* **EXERCISE PROMPT**
Give the number of lines in the listing below that include the word "Empfänger", with nothing more.

* **RECORDED INFORMATION**
+ + +
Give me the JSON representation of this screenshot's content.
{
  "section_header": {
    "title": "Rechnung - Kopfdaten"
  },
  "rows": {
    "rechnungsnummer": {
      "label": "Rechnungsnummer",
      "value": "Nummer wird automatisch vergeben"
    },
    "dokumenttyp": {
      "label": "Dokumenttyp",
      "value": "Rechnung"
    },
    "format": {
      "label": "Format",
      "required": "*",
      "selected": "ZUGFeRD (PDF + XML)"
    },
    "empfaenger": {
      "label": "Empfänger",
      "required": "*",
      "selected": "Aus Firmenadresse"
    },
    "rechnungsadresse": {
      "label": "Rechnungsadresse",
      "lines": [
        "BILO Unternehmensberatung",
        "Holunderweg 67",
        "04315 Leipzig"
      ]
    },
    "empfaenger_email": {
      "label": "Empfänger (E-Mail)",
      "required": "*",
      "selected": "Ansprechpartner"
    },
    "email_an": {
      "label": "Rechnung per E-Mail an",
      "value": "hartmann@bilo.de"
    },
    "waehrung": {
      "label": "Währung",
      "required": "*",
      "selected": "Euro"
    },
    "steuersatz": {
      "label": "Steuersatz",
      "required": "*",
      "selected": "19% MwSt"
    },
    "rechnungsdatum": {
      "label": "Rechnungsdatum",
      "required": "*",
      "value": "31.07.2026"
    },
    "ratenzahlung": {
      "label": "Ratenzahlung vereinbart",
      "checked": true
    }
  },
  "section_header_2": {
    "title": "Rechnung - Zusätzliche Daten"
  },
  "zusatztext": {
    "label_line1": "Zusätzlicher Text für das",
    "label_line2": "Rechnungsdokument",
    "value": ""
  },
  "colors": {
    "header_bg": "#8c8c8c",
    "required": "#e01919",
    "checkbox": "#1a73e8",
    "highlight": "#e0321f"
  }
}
+ + +
* **SOLUTION BELOW**
2